» **TO BE DONE**
Scan the material for the word "equations", and copy each line where it shows up.

(Stored records)
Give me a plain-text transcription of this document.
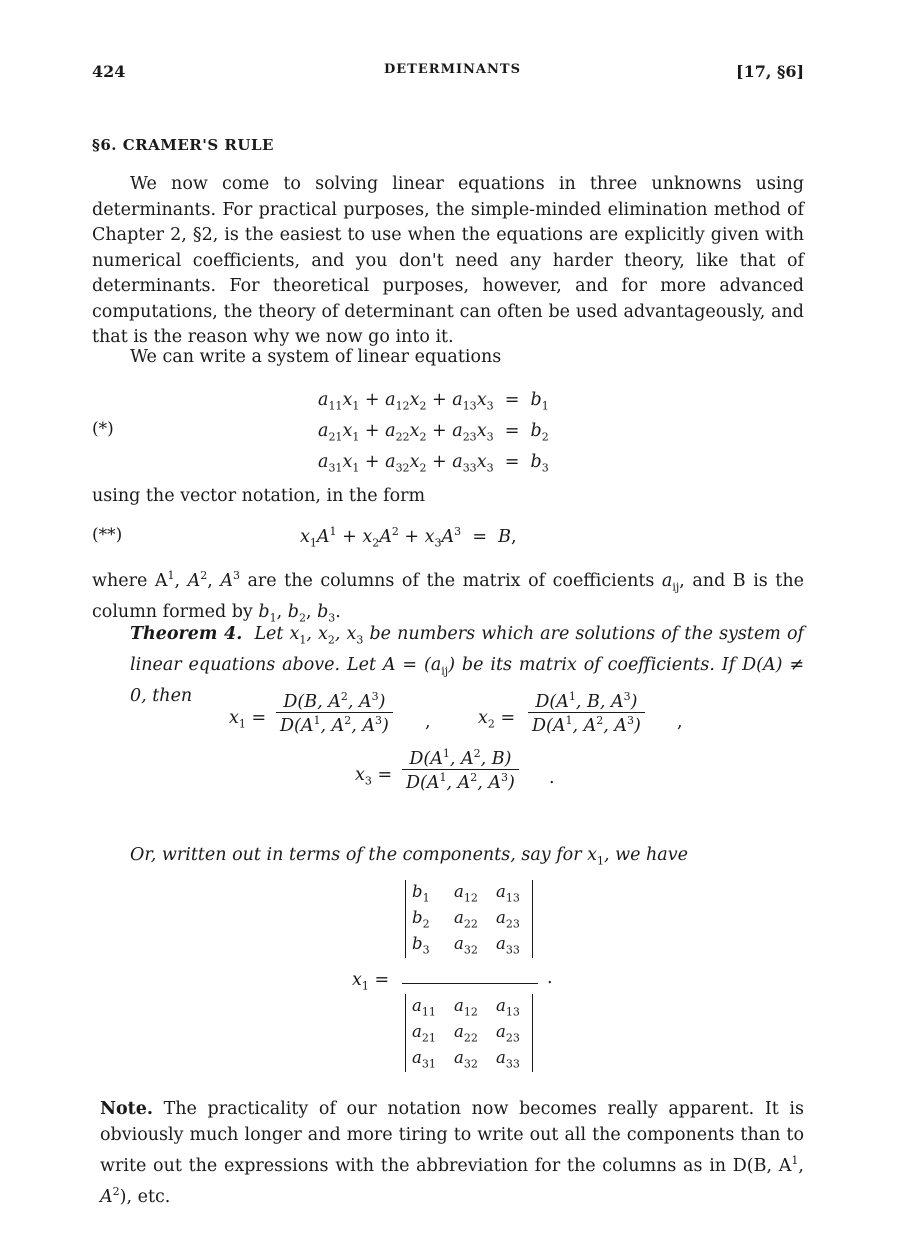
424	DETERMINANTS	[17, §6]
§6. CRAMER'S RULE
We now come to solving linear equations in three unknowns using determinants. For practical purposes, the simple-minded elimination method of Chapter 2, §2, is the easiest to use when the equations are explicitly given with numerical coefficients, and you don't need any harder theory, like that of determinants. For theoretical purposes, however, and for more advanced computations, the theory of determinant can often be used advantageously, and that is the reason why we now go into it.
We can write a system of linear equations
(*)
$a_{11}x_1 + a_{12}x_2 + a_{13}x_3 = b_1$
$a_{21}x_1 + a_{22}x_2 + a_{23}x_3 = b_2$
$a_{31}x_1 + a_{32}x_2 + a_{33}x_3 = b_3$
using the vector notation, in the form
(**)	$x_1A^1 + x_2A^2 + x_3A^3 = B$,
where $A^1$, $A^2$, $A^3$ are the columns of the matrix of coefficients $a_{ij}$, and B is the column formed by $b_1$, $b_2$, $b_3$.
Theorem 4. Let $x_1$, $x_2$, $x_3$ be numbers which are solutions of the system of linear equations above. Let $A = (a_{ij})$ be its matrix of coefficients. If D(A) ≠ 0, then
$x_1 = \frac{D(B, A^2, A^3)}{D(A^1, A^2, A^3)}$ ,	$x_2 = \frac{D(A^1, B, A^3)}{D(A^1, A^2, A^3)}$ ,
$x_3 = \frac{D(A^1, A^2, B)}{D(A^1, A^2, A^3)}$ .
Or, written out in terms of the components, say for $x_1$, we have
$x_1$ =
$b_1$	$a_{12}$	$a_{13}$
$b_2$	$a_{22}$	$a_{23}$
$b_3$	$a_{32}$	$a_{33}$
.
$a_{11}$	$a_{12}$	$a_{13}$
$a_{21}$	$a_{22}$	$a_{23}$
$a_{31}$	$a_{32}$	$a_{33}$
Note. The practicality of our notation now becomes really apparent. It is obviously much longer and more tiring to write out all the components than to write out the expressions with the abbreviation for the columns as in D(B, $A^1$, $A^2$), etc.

---

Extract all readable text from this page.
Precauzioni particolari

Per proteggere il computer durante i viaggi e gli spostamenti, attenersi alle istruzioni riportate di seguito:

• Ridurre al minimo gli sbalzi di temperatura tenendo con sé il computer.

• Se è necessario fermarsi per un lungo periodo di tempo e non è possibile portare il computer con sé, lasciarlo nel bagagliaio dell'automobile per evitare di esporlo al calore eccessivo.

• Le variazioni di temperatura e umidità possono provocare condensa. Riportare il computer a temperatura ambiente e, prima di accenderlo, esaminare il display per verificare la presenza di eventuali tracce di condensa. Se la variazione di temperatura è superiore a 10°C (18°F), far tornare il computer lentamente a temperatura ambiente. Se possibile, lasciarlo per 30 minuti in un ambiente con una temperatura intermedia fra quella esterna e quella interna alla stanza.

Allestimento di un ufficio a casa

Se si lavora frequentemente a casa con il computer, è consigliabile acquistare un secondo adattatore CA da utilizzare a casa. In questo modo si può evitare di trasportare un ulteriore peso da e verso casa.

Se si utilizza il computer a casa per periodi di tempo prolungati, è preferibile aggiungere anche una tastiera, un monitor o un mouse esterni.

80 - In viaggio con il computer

» **EXERCISE RESPONSE**
We now come to solving linear equations in three unknowns using determinants. For practical purposes, the simple-minded elimination method of Chapter 2, §2, is the easiest to use when the equations are explicitly given with numerical coefficients, and you don't need any harder theory, like that of determinants. For theoretical purposes, however, and for more advanced computations, the theory of determinant can often be used advantageously, and that is the reason why we now go into it.
We can write a system of linear equations
Theorem 4. Let $x_1$, $x_2$, $x_3$ be numbers which are solutions of the system of linear equations above. Let $A = (a_{ij})$ be its matrix of coefficients. If D(A) ≠ 0, then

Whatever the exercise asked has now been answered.